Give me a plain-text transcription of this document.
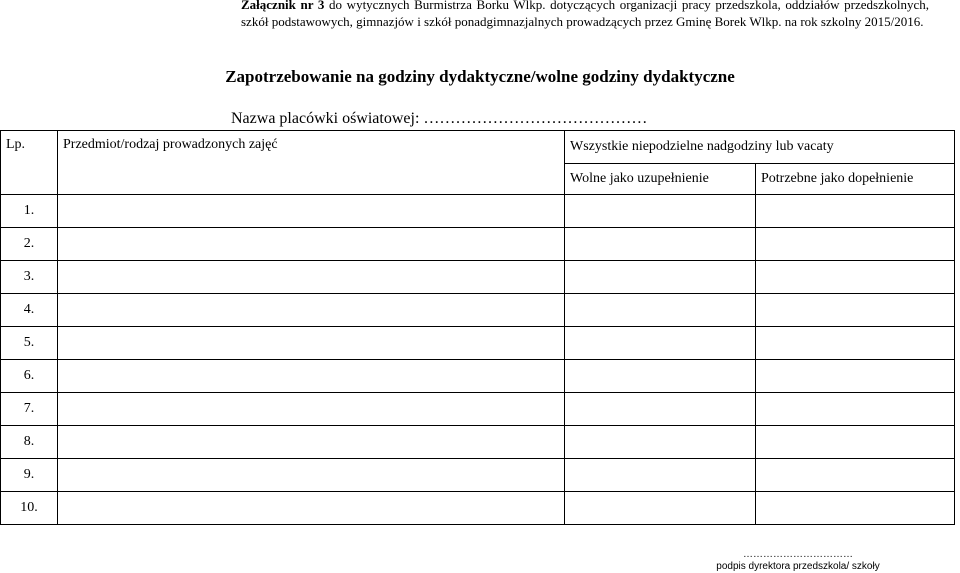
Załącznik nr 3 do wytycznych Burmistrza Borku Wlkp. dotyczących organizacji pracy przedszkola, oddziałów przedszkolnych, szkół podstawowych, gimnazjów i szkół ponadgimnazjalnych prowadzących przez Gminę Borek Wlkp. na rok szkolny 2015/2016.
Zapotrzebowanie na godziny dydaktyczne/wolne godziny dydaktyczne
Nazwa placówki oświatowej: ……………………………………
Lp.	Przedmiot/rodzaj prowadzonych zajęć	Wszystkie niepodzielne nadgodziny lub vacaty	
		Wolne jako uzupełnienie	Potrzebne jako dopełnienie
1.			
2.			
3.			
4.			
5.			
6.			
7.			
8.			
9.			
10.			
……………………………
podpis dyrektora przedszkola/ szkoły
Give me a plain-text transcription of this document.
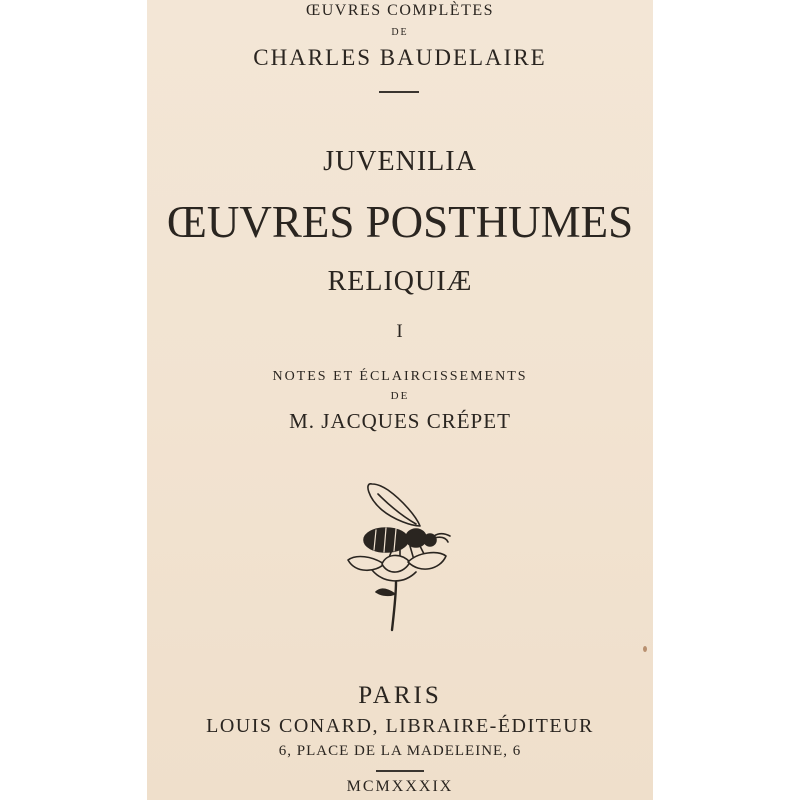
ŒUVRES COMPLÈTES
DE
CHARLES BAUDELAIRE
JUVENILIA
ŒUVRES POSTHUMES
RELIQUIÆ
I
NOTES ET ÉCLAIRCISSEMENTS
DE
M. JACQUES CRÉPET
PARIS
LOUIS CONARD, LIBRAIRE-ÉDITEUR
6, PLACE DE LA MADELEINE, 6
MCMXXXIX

▸ **DESCRIPTION OF THE TASK**
Strip out the images, then output the records above word for word.

▸ **CORRECT ANSWER**
Give me a plain-text transcription of this document.
Załącznik nr 3 do wytycznych Burmistrza Borku Wlkp. dotyczących organizacji pracy przedszkola, oddziałów przedszkolnych, szkół podstawowych, gimnazjów i szkół ponadgimnazjalnych prowadzących przez Gminę Borek Wlkp. na rok szkolny 2015/2016.
Zapotrzebowanie na godziny dydaktyczne/wolne godziny dydaktyczne
Nazwa placówki oświatowej: ……………………………………
Lp.	Przedmiot/rodzaj prowadzonych zajęć	Wszystkie niepodzielne nadgodziny lub vacaty	
		Wolne jako uzupełnienie	Potrzebne jako dopełnienie
1.			
2.			
3.			
4.			
5.			
6.			
7.			
8.			
9.			
10.			
……………………………
podpis dyrektora przedszkola/ szkoły
Give me a plain-text transcription of this document.
ŒUVRES COMPLÈTES
DE
CHARLES BAUDELAIRE
JUVENILIA
ŒUVRES POSTHUMES
RELIQUIÆ
I
NOTES ET ÉCLAIRCISSEMENTS
DE
M. JACQUES CRÉPET
PARIS
LOUIS CONARD, LIBRAIRE-ÉDITEUR
6, PLACE DE LA MADELEINE, 6
MCMXXXIX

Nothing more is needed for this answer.